Records excerpted from a collection
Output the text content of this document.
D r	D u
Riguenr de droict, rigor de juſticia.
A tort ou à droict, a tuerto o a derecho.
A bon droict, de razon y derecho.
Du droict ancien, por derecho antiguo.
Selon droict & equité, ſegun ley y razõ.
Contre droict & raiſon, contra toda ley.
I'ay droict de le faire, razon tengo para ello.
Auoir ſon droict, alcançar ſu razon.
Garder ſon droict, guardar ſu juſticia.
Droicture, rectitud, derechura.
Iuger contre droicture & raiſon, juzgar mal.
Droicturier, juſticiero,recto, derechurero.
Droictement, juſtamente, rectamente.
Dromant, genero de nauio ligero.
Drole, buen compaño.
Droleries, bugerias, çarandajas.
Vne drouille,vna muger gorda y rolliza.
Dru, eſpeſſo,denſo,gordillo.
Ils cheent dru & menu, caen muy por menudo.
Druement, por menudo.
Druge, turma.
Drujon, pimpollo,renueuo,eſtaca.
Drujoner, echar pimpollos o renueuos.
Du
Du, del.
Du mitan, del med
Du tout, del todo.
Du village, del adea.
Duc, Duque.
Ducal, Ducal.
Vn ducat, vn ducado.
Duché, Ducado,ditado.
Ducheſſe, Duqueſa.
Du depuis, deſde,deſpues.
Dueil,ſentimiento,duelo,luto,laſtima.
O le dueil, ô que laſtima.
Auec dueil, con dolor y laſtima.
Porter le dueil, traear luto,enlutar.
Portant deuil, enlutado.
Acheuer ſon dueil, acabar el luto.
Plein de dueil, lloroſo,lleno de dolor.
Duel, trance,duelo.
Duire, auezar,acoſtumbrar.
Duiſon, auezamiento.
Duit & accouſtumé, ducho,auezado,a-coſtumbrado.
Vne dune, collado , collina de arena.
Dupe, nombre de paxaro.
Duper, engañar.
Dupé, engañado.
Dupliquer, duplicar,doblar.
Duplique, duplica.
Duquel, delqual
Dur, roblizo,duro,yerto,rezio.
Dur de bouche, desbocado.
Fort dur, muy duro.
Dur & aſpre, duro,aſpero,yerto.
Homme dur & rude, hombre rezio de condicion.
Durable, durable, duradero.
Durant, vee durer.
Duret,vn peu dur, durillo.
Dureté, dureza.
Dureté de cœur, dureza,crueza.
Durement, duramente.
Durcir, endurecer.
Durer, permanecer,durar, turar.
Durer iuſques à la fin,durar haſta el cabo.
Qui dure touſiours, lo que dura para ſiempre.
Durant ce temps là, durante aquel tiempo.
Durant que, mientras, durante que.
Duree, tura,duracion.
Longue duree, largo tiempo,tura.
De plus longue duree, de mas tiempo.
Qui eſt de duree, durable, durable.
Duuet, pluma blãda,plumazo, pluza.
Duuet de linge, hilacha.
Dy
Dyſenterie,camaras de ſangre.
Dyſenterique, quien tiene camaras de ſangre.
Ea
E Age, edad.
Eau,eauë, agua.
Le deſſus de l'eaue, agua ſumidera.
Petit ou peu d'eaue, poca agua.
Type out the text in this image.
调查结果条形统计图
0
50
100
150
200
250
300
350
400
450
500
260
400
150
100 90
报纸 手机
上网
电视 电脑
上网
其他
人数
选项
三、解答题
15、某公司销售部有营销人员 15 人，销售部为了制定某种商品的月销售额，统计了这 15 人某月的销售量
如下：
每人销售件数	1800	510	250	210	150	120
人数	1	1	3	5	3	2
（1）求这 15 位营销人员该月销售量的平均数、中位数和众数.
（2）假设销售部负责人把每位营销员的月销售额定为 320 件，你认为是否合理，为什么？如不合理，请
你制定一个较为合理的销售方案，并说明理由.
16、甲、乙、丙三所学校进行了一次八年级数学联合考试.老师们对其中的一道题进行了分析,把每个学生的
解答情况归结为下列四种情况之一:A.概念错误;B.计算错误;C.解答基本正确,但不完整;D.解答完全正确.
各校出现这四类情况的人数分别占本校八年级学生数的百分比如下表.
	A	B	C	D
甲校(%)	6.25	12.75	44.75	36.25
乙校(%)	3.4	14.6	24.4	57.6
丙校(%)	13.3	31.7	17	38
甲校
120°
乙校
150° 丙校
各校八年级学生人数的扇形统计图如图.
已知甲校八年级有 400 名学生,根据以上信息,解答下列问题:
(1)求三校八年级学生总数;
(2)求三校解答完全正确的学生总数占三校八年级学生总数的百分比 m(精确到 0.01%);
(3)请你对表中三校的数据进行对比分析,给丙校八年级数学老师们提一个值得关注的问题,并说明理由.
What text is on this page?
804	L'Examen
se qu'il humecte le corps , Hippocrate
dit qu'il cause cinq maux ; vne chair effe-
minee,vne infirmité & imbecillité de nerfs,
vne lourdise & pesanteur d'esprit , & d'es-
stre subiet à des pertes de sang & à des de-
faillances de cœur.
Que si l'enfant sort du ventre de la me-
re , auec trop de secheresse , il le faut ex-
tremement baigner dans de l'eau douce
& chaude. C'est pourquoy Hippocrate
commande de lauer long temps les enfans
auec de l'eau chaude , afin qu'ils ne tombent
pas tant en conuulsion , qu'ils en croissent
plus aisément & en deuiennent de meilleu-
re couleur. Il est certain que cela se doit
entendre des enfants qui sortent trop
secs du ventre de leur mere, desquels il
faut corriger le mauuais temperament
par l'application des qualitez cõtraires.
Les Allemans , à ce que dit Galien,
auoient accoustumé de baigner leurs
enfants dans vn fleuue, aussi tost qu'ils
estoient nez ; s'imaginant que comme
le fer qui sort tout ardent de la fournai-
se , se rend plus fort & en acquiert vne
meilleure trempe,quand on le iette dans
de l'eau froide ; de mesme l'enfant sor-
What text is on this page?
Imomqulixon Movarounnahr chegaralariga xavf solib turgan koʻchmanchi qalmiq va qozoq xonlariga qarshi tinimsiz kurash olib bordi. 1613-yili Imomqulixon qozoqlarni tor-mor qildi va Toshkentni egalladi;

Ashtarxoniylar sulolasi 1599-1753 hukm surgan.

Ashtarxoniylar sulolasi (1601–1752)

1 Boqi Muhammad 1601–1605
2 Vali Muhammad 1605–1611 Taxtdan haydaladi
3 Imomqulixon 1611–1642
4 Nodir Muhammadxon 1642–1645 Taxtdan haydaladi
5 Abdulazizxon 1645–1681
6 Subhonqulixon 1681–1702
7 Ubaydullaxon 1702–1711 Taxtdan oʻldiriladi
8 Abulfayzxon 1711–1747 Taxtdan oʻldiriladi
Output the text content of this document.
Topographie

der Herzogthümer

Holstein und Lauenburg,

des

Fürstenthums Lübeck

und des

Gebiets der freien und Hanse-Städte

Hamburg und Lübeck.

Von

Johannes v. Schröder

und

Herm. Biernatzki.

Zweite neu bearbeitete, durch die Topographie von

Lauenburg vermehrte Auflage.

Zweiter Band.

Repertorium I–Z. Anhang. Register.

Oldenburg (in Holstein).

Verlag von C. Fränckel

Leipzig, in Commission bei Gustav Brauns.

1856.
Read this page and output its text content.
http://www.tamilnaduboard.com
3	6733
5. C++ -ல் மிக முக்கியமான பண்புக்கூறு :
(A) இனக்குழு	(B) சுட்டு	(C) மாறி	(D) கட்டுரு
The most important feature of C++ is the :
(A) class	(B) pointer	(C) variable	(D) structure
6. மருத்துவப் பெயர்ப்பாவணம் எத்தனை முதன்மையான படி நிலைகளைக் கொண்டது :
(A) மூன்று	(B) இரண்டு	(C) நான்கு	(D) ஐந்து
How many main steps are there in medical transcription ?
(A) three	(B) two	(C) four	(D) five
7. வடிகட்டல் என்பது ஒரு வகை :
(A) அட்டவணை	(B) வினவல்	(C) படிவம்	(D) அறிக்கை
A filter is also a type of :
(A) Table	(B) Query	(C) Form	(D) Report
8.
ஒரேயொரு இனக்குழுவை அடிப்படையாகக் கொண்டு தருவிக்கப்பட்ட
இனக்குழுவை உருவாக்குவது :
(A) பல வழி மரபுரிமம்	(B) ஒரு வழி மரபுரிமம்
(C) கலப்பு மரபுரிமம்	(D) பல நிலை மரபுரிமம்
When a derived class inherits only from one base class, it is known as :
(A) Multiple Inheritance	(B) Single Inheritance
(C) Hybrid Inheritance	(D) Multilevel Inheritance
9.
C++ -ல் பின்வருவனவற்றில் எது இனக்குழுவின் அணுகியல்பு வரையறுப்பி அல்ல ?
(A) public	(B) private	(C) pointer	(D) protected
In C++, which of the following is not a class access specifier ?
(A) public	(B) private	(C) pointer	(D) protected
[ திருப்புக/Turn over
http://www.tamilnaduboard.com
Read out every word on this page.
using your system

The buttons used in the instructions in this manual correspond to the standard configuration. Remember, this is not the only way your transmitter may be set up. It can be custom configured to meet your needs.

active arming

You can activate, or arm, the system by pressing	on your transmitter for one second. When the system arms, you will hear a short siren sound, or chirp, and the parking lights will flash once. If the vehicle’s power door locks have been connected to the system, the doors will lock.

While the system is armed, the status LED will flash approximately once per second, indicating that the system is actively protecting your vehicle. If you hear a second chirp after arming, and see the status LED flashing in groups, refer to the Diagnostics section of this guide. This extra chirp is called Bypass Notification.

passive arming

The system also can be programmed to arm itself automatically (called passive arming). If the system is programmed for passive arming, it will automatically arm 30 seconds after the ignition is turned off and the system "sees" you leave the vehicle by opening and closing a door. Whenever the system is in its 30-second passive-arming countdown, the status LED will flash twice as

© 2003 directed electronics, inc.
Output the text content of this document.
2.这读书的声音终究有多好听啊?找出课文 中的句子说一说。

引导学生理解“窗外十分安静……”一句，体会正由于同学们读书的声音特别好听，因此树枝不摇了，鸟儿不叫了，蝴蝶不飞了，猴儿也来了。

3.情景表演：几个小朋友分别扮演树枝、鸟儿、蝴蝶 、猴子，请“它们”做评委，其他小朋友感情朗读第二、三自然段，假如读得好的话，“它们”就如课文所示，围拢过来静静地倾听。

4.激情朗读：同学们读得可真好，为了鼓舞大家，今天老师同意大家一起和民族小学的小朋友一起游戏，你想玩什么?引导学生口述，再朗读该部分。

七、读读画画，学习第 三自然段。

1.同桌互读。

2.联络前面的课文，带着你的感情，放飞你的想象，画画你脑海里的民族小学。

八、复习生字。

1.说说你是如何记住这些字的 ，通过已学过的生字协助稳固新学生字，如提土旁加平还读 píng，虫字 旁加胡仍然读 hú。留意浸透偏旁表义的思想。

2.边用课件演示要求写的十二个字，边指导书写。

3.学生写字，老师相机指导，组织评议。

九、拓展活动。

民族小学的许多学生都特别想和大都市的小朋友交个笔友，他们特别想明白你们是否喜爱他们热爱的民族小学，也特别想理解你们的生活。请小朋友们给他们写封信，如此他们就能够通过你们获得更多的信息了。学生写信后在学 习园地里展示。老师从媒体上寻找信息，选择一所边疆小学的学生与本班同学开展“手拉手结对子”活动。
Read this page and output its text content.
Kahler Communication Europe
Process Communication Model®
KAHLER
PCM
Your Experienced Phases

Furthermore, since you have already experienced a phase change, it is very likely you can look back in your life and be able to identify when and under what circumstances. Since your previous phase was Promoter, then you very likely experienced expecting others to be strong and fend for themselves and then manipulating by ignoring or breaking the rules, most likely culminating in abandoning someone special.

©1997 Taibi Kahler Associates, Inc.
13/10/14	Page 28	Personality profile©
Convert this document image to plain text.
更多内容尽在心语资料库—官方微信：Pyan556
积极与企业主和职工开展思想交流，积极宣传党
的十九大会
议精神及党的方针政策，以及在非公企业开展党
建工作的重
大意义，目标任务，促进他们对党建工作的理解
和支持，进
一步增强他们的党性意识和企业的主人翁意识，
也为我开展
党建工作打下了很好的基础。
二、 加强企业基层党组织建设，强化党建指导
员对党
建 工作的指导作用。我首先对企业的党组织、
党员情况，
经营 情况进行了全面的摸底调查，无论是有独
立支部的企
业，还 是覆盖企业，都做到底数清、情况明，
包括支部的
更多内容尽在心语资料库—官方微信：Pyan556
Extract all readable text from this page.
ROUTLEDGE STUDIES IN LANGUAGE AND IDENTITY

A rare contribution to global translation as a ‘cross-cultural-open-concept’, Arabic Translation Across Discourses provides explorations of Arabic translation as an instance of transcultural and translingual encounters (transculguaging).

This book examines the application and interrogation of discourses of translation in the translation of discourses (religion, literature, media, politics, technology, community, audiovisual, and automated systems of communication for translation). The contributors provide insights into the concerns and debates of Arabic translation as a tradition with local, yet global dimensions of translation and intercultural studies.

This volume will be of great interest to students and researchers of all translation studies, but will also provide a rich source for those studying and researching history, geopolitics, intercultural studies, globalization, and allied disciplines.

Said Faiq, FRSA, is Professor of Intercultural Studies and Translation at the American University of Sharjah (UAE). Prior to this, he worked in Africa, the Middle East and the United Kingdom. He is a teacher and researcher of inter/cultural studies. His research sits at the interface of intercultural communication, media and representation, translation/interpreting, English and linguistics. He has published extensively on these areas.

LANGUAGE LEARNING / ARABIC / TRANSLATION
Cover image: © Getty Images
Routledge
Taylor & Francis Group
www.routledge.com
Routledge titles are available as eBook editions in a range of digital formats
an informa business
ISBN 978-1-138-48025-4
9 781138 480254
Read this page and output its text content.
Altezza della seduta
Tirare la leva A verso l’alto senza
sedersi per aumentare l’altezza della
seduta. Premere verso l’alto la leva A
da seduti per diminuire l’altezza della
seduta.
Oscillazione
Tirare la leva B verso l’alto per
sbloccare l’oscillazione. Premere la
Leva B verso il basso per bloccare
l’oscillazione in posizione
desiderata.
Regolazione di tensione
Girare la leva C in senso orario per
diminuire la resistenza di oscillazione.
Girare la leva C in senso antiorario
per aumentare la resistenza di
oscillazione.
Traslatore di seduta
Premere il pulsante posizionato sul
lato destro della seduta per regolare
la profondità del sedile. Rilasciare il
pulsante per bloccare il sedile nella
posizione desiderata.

- _The request_
Copy out every line of the listing that contains the string "enfants".

- _Solution_
entendre des enfants qui sortent trop
enfants dans vn fleuue, aussi tost qu'ils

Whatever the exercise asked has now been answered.